Start of Records provided
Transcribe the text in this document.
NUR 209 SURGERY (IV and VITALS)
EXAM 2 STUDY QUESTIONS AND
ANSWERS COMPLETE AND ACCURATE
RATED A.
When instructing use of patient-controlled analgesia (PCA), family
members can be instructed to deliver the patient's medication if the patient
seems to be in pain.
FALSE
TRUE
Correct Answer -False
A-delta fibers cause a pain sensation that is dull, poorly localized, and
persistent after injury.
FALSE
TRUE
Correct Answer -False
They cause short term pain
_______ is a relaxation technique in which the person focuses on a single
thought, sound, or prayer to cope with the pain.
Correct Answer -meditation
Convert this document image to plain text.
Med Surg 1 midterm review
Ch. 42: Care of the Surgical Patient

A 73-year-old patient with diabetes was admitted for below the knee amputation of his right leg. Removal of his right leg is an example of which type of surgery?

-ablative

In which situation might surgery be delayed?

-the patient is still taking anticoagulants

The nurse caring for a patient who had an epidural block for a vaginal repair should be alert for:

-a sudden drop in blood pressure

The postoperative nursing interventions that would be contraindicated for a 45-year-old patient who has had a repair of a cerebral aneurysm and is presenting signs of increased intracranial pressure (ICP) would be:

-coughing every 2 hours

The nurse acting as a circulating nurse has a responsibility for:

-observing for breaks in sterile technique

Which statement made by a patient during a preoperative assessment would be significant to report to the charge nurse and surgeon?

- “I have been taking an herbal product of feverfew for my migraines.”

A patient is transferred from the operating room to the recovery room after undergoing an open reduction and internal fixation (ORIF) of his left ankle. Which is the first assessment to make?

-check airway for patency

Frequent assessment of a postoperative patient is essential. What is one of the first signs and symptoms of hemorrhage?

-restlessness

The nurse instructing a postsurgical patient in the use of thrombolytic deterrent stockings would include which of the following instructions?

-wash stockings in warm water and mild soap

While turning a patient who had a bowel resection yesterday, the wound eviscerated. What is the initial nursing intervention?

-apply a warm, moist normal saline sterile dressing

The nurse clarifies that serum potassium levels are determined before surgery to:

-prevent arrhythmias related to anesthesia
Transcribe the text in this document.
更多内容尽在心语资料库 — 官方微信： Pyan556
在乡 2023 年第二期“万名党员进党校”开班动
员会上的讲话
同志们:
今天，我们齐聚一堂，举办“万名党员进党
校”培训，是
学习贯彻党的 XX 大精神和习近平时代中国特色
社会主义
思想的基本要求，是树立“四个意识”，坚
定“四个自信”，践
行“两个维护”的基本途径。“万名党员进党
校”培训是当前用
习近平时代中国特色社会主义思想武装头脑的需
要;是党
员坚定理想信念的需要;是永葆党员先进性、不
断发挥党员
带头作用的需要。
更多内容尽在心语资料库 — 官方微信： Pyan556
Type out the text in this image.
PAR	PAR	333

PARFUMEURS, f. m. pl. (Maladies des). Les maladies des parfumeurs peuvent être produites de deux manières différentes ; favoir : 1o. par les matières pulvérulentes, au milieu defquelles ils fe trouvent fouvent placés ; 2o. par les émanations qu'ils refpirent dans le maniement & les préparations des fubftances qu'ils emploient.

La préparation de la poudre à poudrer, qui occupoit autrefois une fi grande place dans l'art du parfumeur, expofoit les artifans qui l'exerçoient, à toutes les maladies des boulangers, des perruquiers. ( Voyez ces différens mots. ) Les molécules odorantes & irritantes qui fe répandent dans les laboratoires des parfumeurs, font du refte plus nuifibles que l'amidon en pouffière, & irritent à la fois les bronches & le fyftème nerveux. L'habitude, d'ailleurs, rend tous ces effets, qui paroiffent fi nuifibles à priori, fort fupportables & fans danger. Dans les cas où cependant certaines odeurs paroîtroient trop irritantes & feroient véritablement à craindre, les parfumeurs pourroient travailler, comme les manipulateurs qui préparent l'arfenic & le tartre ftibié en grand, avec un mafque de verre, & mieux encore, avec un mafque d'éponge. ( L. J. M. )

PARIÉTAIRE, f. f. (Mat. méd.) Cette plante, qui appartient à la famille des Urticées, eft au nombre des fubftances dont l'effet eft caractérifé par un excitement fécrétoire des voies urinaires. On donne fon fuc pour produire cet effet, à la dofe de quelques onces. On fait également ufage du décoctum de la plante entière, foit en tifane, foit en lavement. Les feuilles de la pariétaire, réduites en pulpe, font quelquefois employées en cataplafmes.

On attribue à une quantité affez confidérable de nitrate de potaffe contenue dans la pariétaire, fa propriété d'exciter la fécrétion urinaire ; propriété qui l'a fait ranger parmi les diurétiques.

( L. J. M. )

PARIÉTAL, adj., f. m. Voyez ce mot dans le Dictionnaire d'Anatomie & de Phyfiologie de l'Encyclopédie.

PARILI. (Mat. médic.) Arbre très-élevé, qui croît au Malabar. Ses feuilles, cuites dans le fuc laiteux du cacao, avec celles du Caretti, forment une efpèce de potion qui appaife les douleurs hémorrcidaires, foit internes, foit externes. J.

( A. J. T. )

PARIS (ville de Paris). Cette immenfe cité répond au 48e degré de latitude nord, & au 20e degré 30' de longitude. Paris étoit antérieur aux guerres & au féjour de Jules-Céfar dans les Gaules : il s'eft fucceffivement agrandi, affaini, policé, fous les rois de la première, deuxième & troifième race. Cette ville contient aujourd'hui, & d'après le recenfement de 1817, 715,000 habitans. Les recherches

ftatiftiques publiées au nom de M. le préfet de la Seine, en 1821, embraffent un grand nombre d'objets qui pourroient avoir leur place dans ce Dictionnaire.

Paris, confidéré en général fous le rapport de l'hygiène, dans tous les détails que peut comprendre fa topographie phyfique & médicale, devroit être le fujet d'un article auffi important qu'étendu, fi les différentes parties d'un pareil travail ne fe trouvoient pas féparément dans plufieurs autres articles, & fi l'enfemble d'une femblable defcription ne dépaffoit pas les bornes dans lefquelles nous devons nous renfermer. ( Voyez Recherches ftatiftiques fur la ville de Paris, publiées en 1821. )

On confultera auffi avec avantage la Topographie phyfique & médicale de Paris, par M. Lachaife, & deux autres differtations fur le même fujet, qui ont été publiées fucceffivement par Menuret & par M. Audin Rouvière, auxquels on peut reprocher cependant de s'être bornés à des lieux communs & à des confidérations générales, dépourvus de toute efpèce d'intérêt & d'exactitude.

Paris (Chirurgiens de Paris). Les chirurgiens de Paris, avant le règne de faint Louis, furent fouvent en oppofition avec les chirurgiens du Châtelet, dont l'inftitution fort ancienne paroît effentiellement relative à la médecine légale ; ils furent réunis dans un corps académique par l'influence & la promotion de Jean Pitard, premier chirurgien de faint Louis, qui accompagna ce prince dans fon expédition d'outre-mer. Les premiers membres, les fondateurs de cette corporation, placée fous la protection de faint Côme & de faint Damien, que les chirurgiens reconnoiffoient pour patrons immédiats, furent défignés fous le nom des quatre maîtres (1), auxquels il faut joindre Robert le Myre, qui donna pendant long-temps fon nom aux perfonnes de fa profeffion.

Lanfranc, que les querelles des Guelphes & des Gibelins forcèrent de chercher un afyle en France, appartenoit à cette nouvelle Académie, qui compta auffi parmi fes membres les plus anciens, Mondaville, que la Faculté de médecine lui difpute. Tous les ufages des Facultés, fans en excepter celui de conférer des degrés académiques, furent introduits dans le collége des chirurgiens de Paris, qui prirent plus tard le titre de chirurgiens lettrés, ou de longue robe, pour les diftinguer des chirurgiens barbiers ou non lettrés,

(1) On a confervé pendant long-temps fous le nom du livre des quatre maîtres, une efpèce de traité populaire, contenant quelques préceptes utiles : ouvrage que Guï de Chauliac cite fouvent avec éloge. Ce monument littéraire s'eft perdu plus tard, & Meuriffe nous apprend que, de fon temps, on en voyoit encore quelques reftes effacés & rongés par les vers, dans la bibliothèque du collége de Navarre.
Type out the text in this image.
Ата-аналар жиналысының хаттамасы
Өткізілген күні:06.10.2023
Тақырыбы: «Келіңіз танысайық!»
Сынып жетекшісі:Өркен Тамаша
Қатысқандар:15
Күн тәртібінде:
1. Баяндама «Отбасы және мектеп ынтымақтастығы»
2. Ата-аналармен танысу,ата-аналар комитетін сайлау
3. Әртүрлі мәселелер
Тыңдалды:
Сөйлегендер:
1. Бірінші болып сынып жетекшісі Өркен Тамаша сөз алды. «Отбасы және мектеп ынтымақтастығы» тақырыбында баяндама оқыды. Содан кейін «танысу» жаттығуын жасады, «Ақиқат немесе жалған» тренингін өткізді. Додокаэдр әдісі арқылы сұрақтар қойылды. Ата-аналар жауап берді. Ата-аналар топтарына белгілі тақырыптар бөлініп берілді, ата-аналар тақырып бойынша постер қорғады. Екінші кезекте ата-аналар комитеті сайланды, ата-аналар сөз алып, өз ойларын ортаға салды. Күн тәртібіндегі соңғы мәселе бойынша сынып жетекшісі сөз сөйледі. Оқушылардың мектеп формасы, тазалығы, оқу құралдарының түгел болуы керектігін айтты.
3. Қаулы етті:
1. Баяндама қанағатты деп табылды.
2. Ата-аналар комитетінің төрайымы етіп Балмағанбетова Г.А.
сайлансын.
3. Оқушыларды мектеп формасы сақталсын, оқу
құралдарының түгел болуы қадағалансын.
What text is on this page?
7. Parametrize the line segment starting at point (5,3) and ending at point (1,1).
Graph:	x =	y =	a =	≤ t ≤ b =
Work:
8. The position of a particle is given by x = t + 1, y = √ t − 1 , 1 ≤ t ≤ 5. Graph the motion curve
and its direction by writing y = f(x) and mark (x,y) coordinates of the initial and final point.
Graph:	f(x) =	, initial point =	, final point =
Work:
End of Records provided
What is expected:
Show every line from the entries above in which the word "болуы" appears.

Result below:
1. Бірінші болып сынып жетекшісі Өркен Тамаша сөз алды. «Отбасы және мектеп ынтымақтастығы» тақырыбында баяндама оқыды. Содан кейін «танысу» жаттығуын жасады, «Ақиқат немесе жалған» тренингін өткізді. Додокаэдр әдісі арқылы сұрақтар қойылды. Ата-аналар жауап берді. Ата-аналар топтарына белгілі тақырыптар бөлініп берілді, ата-аналар тақырып бойынша постер қорғады. Екінші кезекте ата-аналар комитеті сайланды, ата-аналар сөз алып, өз ойларын ортаға салды. Күн тәртібіндегі соңғы мәселе бойынша сынып жетекшісі сөз сөйледі. Оқушылардың мектеп формасы, тазалығы, оқу құралдарының түгел болуы керектігін айтты.
құралдарының түгел болуы қадағалансын.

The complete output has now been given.